| Given problem |
Read the listing and extract each line that includes the word "اساسی".

=-=-=

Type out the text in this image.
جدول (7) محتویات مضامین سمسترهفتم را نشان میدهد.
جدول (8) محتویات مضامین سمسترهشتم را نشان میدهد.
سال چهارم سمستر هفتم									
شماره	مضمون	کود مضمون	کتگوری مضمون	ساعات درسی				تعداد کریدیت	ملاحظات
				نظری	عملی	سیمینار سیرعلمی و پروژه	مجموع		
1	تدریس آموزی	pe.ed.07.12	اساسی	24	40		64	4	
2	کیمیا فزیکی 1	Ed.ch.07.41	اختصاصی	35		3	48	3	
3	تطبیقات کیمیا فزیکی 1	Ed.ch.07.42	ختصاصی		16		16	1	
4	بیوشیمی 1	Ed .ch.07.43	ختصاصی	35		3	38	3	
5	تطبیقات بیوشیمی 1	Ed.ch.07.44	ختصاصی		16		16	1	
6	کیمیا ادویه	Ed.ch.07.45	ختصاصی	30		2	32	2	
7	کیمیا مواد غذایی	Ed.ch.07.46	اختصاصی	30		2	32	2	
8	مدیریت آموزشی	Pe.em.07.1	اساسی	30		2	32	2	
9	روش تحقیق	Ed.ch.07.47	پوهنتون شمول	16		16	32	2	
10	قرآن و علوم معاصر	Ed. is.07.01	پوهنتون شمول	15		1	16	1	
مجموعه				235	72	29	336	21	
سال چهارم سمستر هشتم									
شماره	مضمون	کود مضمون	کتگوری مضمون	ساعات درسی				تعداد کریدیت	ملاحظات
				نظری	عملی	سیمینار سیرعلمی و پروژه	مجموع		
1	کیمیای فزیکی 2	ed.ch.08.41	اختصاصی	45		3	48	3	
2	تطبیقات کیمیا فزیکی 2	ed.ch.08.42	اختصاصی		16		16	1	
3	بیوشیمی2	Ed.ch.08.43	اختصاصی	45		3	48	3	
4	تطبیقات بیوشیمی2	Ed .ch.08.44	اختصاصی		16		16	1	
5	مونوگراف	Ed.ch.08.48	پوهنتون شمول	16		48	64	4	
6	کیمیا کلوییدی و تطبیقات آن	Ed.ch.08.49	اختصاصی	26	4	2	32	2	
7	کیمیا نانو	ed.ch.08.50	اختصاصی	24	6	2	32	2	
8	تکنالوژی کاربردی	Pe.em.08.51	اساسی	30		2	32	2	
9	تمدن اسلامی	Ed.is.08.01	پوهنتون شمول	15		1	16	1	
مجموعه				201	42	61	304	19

=-=-=

| Correct output |
1	تدریس آموزی	pe.ed.07.12	اساسی	24	40		64	4	
8	مدیریت آموزشی	Pe.em.07.1	اساسی	30		2	32	2	
8	تکنالوژی کاربردی	Pe.em.08.51	اساسی	30		2	32	2	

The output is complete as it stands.